▸ Short problem
List each line in which the string "заявителю" appears.

▸ Given entries
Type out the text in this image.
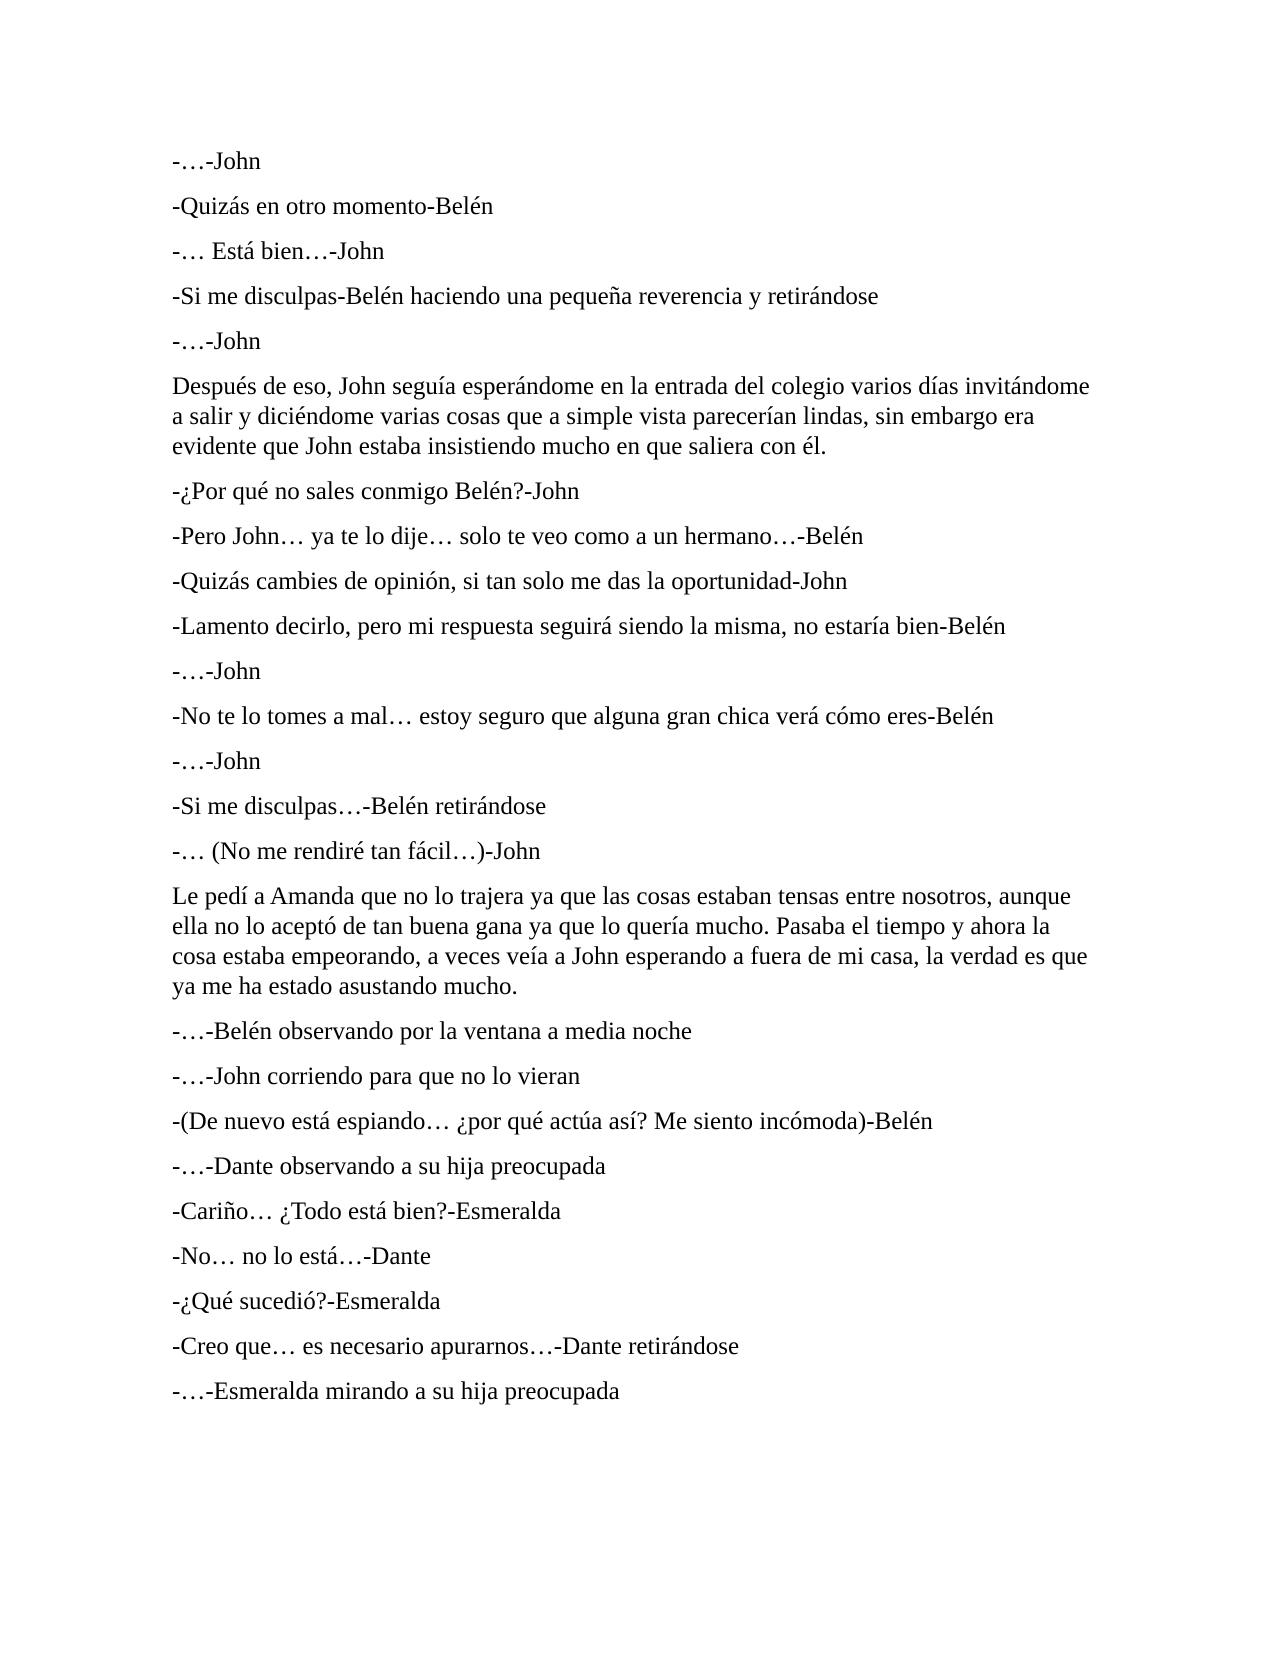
-…-John
-Quizás en otro momento-Belén
-… Está bien…-John
-Si me disculpas-Belén haciendo una pequeña reverencia y retirándose
-…-John
Después de eso, John seguía esperándome en la entrada del colegio varios días invitándome
a salir y diciéndome varias cosas que a simple vista parecerían lindas, sin embargo era
evidente que John estaba insistiendo mucho en que saliera con él.
-¿Por qué no sales conmigo Belén?-John
-Pero John… ya te lo dije… solo te veo como a un hermano…-Belén
-Quizás cambies de opinión, si tan solo me das la oportunidad-John
-Lamento decirlo, pero mi respuesta seguirá siendo la misma, no estaría bien-Belén
-…-John
-No te lo tomes a mal… estoy seguro que alguna gran chica verá cómo eres-Belén
-…-John
-Si me disculpas…-Belén retirándose
-… (No me rendiré tan fácil…)-John
Le pedí a Amanda que no lo trajera ya que las cosas estaban tensas entre nosotros, aunque
ella no lo aceptó de tan buena gana ya que lo quería mucho. Pasaba el tiempo y ahora la
cosa estaba empeorando, a veces veía a John esperando a fuera de mi casa, la verdad es que
ya me ha estado asustando mucho.
-…-Belén observando por la ventana a media noche
-…-John corriendo para que no lo vieran
-(De nuevo está espiando… ¿por qué actúa así? Me siento incómoda)-Belén
-…-Dante observando a su hija preocupada
-Cariño… ¿Todo está bien?-Esmeralda
-No… no lo está…-Dante
-¿Qué sucedió?-Esmeralda
-Creo que… es necesario apurarnos…-Dante retirándose
-…-Esmeralda mirando a su hija preocupada
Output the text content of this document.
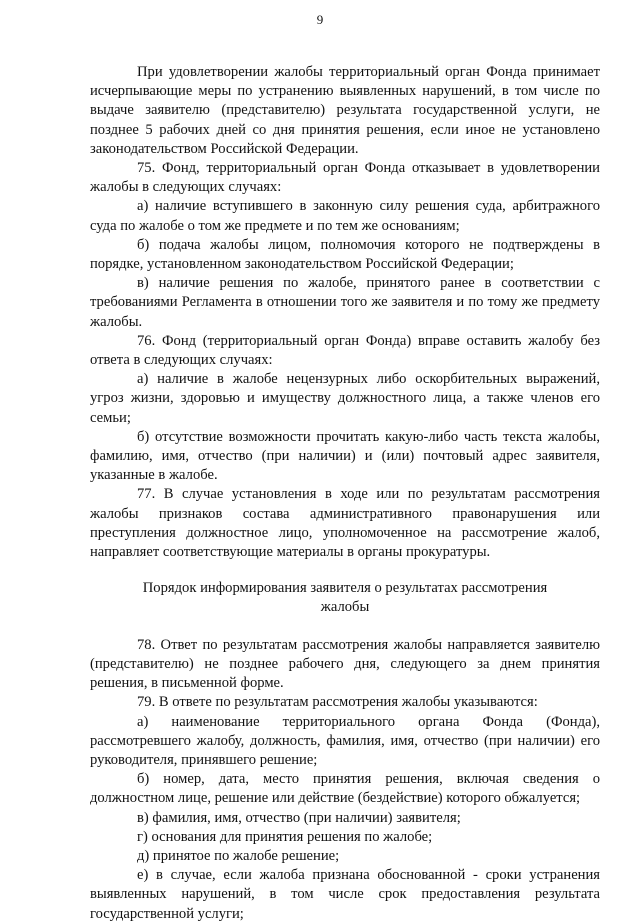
9

При удовлетворении жалобы территориальный орган Фонда принимает исчерпывающие меры по устранению выявленных нарушений, в том числе по выдаче заявителю (представителю) результата государственной услуги, не позднее 5 рабочих дней со дня принятия решения, если иное не установлено законодательством Российской Федерации.

75. Фонд, территориальный орган Фонда отказывает в удовлетворении жалобы в следующих случаях:

а) наличие вступившего в законную силу решения суда, арбитражного суда по жалобе о том же предмете и по тем же основаниям;

б) подача жалобы лицом, полномочия которого не подтверждены в порядке, установленном законодательством Российской Федерации;

в) наличие решения по жалобе, принятого ранее в соответствии с требованиями Регламента в отношении того же заявителя и по тому же предмету жалобы.

76. Фонд (территориальный орган Фонда) вправе оставить жалобу без ответа в следующих случаях:

а) наличие в жалобе нецензурных либо оскорбительных выражений, угроз жизни, здоровью и имуществу должностного лица, а также членов его семьи;

б) отсутствие возможности прочитать какую-либо часть текста жалобы, фамилию, имя, отчество (при наличии) и (или) почтовый адрес заявителя, указанные в жалобе.

77. В случае установления в ходе или по результатам рассмотрения жалобы признаков состава административного правонарушения или преступления должностное лицо, уполномоченное на рассмотрение жалоб, направляет соответствующие материалы в органы прокуратуры.

Порядок информирования заявителя о результатах рассмотрения жалобы

78. Ответ по результатам рассмотрения жалобы направляется заявителю (представителю) не позднее рабочего дня, следующего за днем принятия решения, в письменной форме.

79. В ответе по результатам рассмотрения жалобы указываются:

а) наименование территориального органа Фонда (Фонда), рассмотревшего жалобу, должность, фамилия, имя, отчество (при наличии) его руководителя, принявшего решение;

б) номер, дата, место принятия решения, включая сведения о должностном лице, решение или действие (бездействие) которого обжалуется;

в) фамилия, имя, отчество (при наличии) заявителя;

г) основания для принятия решения по жалобе;

д) принятое по жалобе решение;

е) в случае, если жалоба признана обоснованной - сроки устранения выявленных нарушений, в том числе срок предоставления результата государственной услуги;
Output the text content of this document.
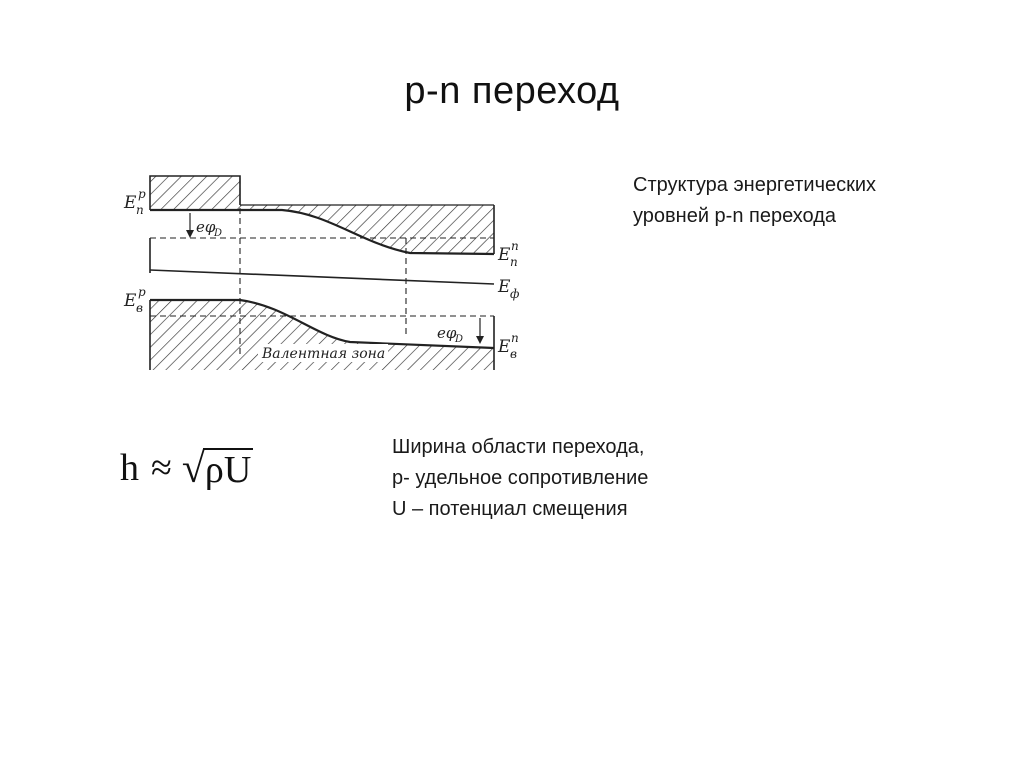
p-n переход
E п
p
eφ
D
E в
p
E п
n
E ф
eφ
D E в
n
Валентная зона
Структура энергетических
уровней p-n перехода
h ≈ √ ρU
Ширина области перехода,
p- удельное сопротивление
U – потенциал смещения
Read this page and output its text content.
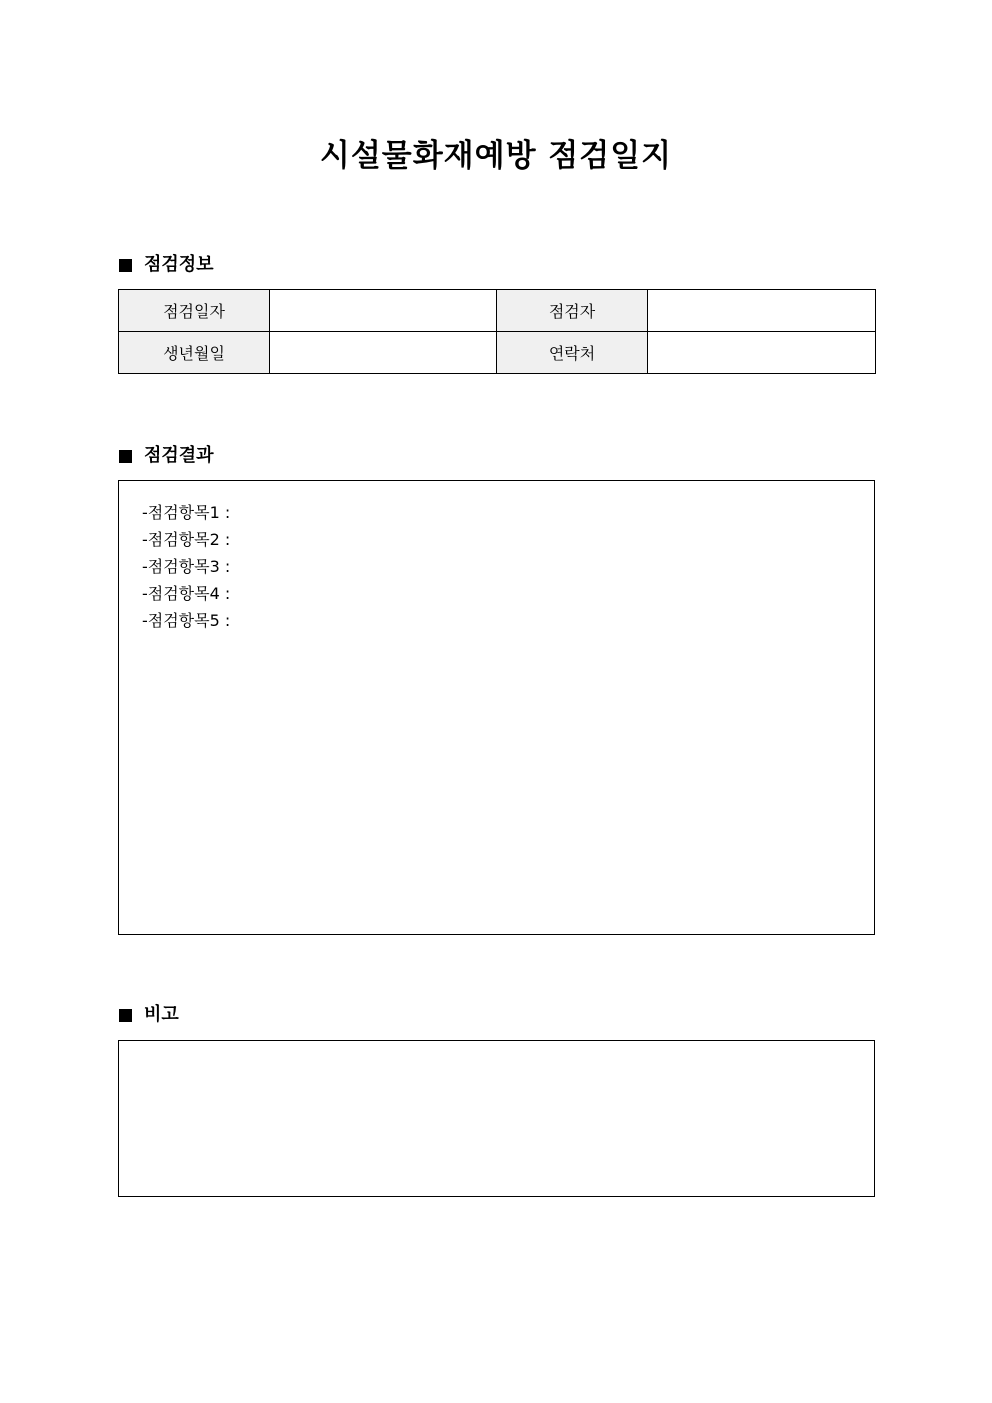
시설물화재예방 점검일지
점검정보
점검일자		점검자	
생년월일		연락처	
점검결과
-점검항목1 :
-점검항목2 :
-점검항목3 :
-점검항목4 :
-점검항목5 :
비고
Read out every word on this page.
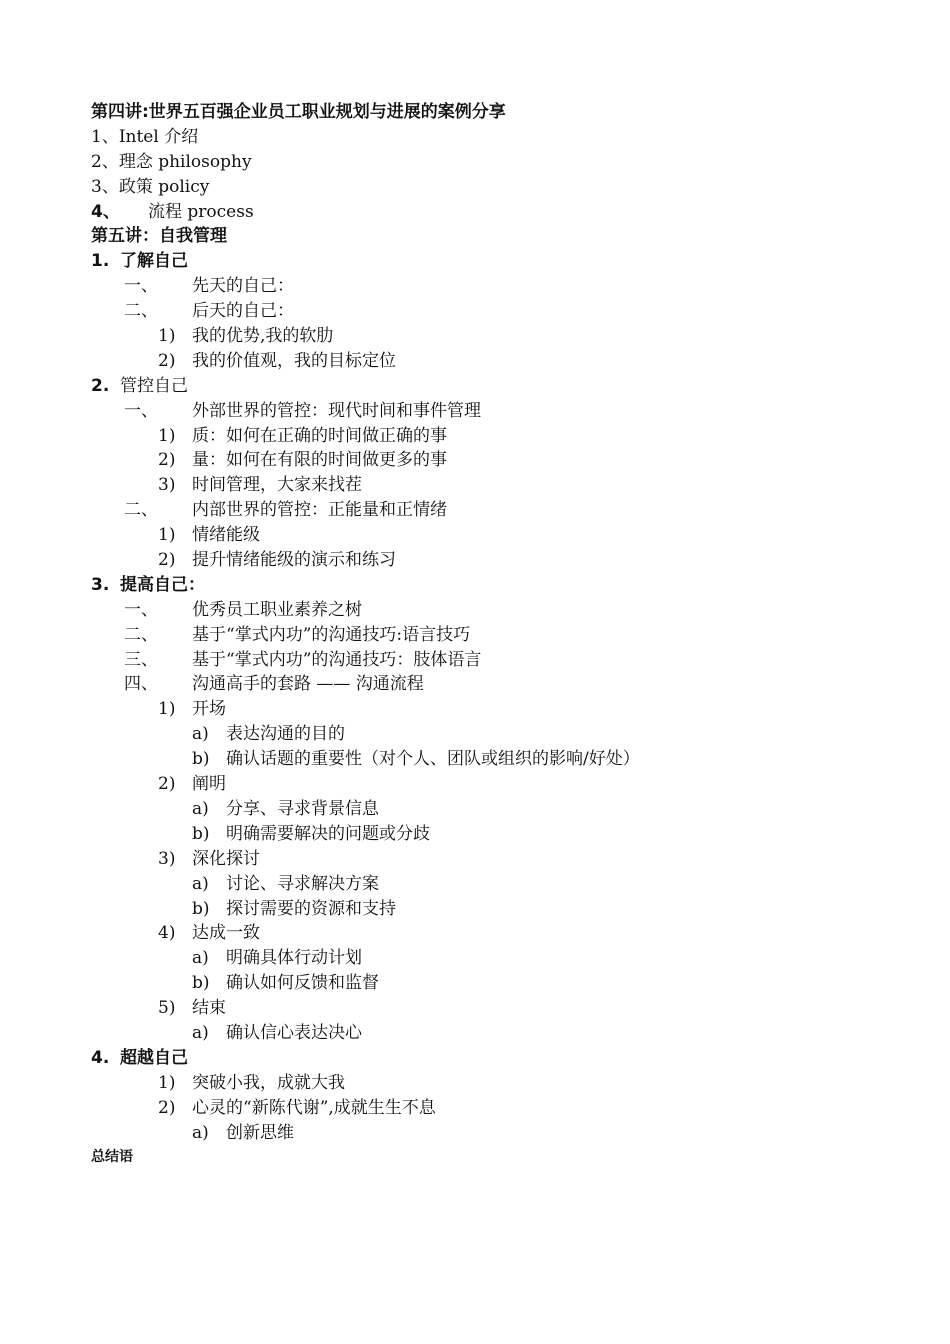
第四讲:世界五百强企业员工职业规划与进展的案例分享
1、Intel 介绍
2、理念 philosophy
3、政策 policy
4、 流程 process
第五讲：自我管理
1. 了解自己
一、 先天的自己：
二、 后天的自己：
1) 我的优势,我的软肋
2) 我的价值观，我的目标定位
2. 管控自己
一、 外部世界的管控：现代时间和事件管理
1) 质：如何在正确的时间做正确的事
2) 量：如何在有限的时间做更多的事
3) 时间管理，大家来找茬
二、 内部世界的管控：正能量和正情绪
1) 情绪能级
2) 提升情绪能级的演示和练习
3. 提高自己：
一、 优秀员工职业素养之树
二、 基于“掌式内功”的沟通技巧:语言技巧
三、 基于“掌式内功”的沟通技巧：肢体语言
四、 沟通高手的套路 —— 沟通流程
1) 开场
a) 表达沟通的目的
b) 确认话题的重要性（对个人、团队或组织的影响/好处）
2) 阐明
a) 分享、寻求背景信息
b) 明确需要解决的问题或分歧
3) 深化探讨
a) 讨论、寻求解决方案
b) 探讨需要的资源和支持
4) 达成一致
a) 明确具体行动计划
b) 确认如何反馈和监督
5) 结束
a) 确认信心表达决心
4. 超越自己
1) 突破小我，成就大我
2) 心灵的“新陈代谢”,成就生生不息
a) 创新思维
总结语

▸ Final answer
При удовлетворении жалобы территориальный орган Фонда принимает исчерпывающие меры по устранению выявленных нарушений, в том числе по выдаче заявителю (представителю) результата государственной услуги, не позднее 5 рабочих дней со дня принятия решения, если иное не установлено законодательством Российской Федерации.
78. Ответ по результатам рассмотрения жалобы направляется заявителю (представителю) не позднее рабочего дня, следующего за днем принятия решения, в письменной форме.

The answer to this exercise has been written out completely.